▶ _Exercise directions_: Write out the items below word for word, starting at the very first line and ending at the line that contains "leader-dot-end-link: [545, 434, 553, 442]", with both of those lines included.
* begin Material provided *
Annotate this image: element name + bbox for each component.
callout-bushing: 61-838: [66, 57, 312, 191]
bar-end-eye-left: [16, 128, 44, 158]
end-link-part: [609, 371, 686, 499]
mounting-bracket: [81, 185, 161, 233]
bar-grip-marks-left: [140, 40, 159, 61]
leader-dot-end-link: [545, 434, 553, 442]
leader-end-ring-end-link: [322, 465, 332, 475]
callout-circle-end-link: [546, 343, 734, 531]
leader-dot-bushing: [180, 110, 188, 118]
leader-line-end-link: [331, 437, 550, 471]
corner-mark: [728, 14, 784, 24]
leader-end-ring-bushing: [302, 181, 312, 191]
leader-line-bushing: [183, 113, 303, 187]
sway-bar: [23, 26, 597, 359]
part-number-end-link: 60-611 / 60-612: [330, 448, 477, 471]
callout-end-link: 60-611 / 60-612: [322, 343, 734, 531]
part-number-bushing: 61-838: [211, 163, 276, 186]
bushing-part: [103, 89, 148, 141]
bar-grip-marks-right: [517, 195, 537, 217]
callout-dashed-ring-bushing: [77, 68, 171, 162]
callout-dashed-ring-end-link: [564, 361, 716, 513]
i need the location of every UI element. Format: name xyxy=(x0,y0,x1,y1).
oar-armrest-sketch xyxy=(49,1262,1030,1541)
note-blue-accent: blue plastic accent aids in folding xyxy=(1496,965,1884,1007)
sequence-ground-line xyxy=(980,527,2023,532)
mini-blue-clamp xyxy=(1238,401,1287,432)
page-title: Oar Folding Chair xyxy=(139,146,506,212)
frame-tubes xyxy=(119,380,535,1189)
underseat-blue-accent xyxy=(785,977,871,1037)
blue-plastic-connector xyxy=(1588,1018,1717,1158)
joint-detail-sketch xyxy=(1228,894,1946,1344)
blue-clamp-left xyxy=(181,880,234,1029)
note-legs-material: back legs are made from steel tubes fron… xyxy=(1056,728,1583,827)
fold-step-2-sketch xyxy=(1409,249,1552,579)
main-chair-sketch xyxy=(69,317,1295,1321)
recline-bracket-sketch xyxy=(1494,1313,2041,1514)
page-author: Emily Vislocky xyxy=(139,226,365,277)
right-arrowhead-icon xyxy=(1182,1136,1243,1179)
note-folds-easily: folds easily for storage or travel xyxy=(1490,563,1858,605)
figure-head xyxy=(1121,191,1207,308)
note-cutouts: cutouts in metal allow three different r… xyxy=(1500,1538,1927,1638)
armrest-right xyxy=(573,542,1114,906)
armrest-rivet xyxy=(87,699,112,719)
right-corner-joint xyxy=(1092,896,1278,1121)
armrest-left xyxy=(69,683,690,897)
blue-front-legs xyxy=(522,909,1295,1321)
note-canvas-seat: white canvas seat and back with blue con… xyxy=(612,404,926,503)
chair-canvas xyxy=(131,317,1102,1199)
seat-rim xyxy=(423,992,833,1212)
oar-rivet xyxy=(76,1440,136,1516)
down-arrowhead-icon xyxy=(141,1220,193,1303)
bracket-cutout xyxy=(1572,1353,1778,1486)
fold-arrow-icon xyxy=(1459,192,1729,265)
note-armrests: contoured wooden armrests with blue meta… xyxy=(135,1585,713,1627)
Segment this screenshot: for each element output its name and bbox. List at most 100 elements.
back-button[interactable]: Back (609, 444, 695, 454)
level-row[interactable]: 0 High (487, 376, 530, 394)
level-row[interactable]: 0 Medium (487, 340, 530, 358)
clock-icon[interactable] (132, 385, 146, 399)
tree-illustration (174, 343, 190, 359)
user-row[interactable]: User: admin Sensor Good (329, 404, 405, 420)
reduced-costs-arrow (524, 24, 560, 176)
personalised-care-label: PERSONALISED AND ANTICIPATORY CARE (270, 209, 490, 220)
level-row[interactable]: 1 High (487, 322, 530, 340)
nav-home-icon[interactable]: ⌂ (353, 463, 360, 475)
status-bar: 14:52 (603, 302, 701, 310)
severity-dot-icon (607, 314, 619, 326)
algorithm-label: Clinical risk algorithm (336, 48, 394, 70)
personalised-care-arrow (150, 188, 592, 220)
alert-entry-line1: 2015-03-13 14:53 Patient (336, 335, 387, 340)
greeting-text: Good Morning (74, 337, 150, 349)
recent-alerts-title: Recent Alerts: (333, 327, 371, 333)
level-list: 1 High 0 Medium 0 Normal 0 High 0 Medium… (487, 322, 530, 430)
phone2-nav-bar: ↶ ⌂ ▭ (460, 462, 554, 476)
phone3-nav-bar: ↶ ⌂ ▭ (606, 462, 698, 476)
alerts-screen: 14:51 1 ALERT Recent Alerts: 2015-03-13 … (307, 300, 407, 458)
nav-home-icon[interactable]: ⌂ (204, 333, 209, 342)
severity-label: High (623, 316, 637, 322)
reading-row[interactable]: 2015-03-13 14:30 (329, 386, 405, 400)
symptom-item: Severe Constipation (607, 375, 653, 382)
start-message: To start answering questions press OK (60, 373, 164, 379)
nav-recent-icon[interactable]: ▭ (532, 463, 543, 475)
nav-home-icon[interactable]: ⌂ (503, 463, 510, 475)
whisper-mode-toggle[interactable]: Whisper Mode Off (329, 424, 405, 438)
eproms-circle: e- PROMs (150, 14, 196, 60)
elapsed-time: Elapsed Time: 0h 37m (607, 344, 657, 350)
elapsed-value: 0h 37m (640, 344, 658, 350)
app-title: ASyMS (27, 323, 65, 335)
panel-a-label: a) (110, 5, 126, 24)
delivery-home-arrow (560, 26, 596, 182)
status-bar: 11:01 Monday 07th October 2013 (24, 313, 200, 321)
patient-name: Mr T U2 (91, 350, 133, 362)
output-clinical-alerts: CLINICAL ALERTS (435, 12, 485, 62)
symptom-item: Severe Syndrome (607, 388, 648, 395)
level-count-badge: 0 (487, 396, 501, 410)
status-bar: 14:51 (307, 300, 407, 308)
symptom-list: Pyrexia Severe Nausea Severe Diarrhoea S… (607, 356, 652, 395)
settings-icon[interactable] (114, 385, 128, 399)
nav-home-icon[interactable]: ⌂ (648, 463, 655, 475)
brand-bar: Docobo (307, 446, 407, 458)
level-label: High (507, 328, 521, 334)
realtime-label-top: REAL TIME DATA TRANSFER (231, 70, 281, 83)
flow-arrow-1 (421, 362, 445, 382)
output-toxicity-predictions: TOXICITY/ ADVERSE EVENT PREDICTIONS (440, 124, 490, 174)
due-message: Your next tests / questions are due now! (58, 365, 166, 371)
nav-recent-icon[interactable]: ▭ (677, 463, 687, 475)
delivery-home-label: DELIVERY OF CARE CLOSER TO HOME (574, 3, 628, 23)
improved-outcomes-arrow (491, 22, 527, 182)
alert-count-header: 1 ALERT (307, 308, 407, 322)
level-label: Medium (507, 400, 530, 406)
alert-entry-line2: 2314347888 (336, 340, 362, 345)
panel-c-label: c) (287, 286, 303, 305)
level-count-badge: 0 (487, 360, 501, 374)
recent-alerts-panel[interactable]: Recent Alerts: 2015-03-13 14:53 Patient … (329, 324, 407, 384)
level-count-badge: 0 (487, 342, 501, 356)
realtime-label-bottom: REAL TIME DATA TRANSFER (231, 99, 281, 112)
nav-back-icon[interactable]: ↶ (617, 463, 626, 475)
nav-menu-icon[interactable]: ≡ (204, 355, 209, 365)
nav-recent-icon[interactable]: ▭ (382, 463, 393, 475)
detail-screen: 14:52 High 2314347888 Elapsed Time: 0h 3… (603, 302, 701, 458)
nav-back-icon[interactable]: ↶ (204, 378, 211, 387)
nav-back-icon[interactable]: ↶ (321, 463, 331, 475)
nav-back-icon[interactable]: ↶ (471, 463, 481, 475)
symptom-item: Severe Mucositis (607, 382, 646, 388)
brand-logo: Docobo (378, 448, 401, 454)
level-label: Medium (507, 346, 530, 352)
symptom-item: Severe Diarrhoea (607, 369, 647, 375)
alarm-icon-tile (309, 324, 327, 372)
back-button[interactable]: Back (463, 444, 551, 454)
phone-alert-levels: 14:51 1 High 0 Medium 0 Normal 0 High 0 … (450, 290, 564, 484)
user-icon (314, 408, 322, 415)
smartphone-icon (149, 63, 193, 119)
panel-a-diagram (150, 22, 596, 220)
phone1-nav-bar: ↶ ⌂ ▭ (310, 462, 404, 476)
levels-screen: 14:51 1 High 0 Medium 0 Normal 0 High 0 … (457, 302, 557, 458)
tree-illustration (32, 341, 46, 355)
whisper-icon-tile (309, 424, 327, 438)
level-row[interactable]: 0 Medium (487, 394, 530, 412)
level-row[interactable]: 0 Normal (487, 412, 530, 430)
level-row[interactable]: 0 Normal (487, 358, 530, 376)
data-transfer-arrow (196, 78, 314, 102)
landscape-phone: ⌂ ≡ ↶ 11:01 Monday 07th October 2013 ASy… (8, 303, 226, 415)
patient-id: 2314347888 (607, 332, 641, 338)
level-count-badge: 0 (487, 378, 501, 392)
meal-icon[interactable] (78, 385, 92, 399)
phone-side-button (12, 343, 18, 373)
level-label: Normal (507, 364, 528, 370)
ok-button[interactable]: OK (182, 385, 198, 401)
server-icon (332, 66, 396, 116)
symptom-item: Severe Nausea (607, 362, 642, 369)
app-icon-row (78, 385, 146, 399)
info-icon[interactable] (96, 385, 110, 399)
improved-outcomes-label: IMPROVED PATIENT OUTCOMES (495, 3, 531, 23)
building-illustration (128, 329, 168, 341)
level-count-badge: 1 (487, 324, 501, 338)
* end Material provided *
▶ _Task result_:
Annotate this image: element name + bbox for each component.
callout-bushing: 61-838: [66, 57, 312, 191]
bar-end-eye-left: [16, 128, 44, 158]
end-link-part: [609, 371, 686, 499]
mounting-bracket: [81, 185, 161, 233]
bar-grip-marks-left: [140, 40, 159, 61]
leader-dot-end-link: [545, 434, 553, 442]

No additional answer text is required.